(Dataset rows)
○ ○ ○ ○ ○
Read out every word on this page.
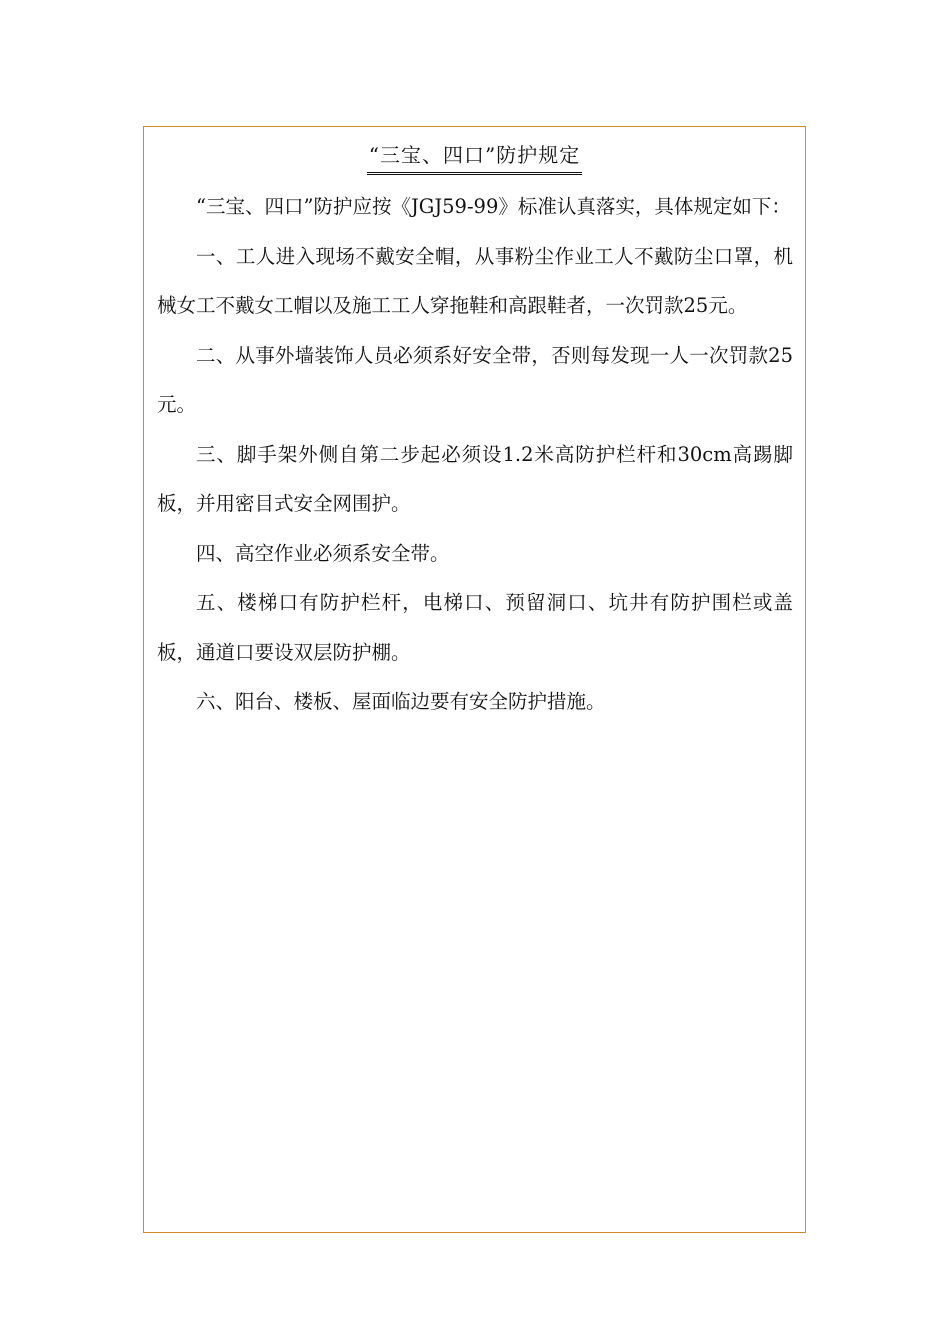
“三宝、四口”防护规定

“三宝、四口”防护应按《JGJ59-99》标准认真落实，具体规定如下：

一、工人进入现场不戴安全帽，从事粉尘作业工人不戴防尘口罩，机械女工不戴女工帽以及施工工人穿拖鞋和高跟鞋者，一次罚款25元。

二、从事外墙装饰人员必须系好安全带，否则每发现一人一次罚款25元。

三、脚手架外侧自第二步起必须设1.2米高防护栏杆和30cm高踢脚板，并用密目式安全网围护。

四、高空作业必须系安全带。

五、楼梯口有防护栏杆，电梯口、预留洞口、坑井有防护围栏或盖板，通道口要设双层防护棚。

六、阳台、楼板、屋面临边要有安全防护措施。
○ ○ ○ ○ ○
## Exercise brief
Would you return the data exactly as written, without the pictures?

## Correct output
Read out every word on this page.
“三宝、四口”防护规定

“三宝、四口”防护应按《JGJ59-99》标准认真落实，具体规定如下：

一、工人进入现场不戴安全帽，从事粉尘作业工人不戴防尘口罩，机械女工不戴女工帽以及施工工人穿拖鞋和高跟鞋者，一次罚款25元。

二、从事外墙装饰人员必须系好安全带，否则每发现一人一次罚款25元。

三、脚手架外侧自第二步起必须设1.2米高防护栏杆和30cm高踢脚板，并用密目式安全网围护。

四、高空作业必须系安全带。

五、楼梯口有防护栏杆，电梯口、预留洞口、坑井有防护围栏或盖板，通道口要设双层防护棚。

六、阳台、楼板、屋面临边要有安全防护措施。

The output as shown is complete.